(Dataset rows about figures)
-------
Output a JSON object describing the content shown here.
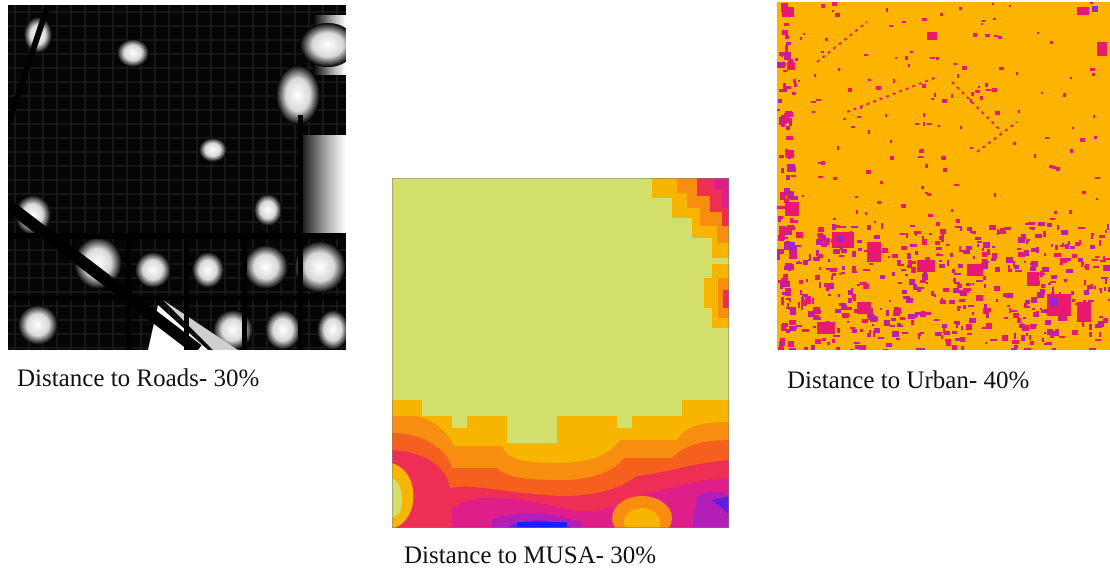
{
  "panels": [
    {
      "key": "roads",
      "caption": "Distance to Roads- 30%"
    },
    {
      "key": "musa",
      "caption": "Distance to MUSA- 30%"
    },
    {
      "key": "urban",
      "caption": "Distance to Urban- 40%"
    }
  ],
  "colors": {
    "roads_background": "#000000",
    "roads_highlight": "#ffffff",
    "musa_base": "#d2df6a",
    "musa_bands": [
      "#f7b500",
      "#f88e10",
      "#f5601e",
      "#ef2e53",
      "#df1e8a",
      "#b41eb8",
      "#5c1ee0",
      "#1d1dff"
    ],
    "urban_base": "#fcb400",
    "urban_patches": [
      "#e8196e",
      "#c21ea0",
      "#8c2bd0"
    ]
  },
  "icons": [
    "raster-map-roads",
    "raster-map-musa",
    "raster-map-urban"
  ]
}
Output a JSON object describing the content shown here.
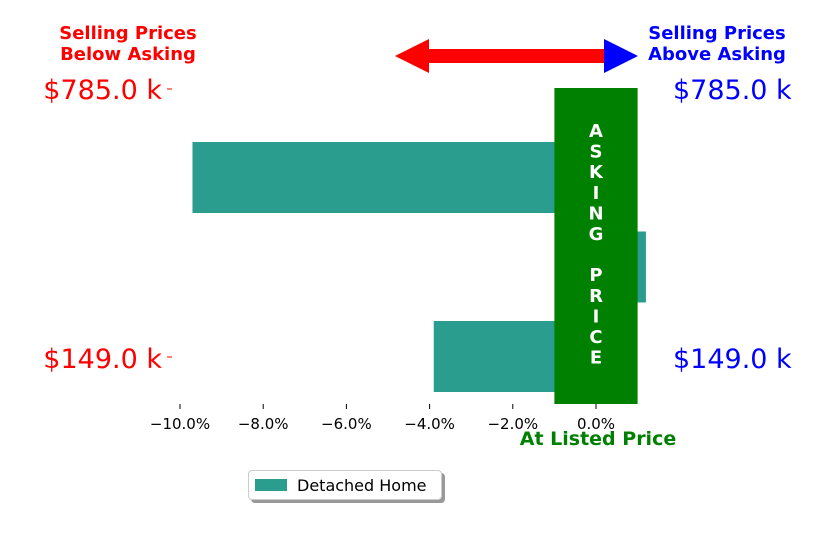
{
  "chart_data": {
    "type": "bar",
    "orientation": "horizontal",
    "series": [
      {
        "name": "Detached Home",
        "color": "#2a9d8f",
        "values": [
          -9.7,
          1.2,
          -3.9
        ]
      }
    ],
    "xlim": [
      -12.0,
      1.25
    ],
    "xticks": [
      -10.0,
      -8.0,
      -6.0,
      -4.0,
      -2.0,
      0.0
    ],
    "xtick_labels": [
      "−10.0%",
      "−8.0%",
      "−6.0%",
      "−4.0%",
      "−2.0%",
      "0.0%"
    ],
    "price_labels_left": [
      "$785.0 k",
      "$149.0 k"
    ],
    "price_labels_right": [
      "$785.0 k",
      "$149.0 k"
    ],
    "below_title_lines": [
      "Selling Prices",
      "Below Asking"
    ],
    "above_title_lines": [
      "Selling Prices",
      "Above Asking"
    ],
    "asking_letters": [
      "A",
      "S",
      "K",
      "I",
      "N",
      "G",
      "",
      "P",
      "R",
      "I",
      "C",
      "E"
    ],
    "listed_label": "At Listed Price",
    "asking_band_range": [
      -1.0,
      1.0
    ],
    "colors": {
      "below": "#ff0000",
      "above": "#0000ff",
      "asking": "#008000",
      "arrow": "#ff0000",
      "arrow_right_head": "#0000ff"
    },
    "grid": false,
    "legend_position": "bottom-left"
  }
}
-------
Task to carry out: Copy all the records above exactly, but leave out the pictures.

Exercise response:
Output a JSON object describing the content shown here.
{
  "panels": [
    {
      "key": "roads",
      "caption": "Distance to Roads- 30%"
    },
    {
      "key": "musa",
      "caption": "Distance to MUSA- 30%"
    },
    {
      "key": "urban",
      "caption": "Distance to Urban- 40%"
    }
  ],
  "colors": {
    "roads_background": "#000000",
    "roads_highlight": "#ffffff",
    "musa_base": "#d2df6a",
    "musa_bands": [
      "#f7b500",
      "#f88e10",
      "#f5601e",
      "#ef2e53",
      "#df1e8a",
      "#b41eb8",
      "#5c1ee0",
      "#1d1dff"
    ],
    "urban_base": "#fcb400",
    "urban_patches": [
      "#e8196e",
      "#c21ea0",
      "#8c2bd0"
    ]
  },
  "icons": [
    "raster-map-roads",
    "raster-map-musa",
    "raster-map-urban"
  ]
}
Output a JSON object describing the content shown here.
{
  "chart_data": {
    "type": "bar",
    "orientation": "horizontal",
    "series": [
      {
        "name": "Detached Home",
        "color": "#2a9d8f",
        "values": [
          -9.7,
          1.2,
          -3.9
        ]
      }
    ],
    "xlim": [
      -12.0,
      1.25
    ],
    "xticks": [
      -10.0,
      -8.0,
      -6.0,
      -4.0,
      -2.0,
      0.0
    ],
    "xtick_labels": [
      "−10.0%",
      "−8.0%",
      "−6.0%",
      "−4.0%",
      "−2.0%",
      "0.0%"
    ],
    "price_labels_left": [
      "$785.0 k",
      "$149.0 k"
    ],
    "price_labels_right": [
      "$785.0 k",
      "$149.0 k"
    ],
    "below_title_lines": [
      "Selling Prices",
      "Below Asking"
    ],
    "above_title_lines": [
      "Selling Prices",
      "Above Asking"
    ],
    "asking_letters": [
      "A",
      "S",
      "K",
      "I",
      "N",
      "G",
      "",
      "P",
      "R",
      "I",
      "C",
      "E"
    ],
    "listed_label": "At Listed Price",
    "asking_band_range": [
      -1.0,
      1.0
    ],
    "colors": {
      "below": "#ff0000",
      "above": "#0000ff",
      "asking": "#008000",
      "arrow": "#ff0000",
      "arrow_right_head": "#0000ff"
    },
    "grid": false,
    "legend_position": "bottom-left"
  }
}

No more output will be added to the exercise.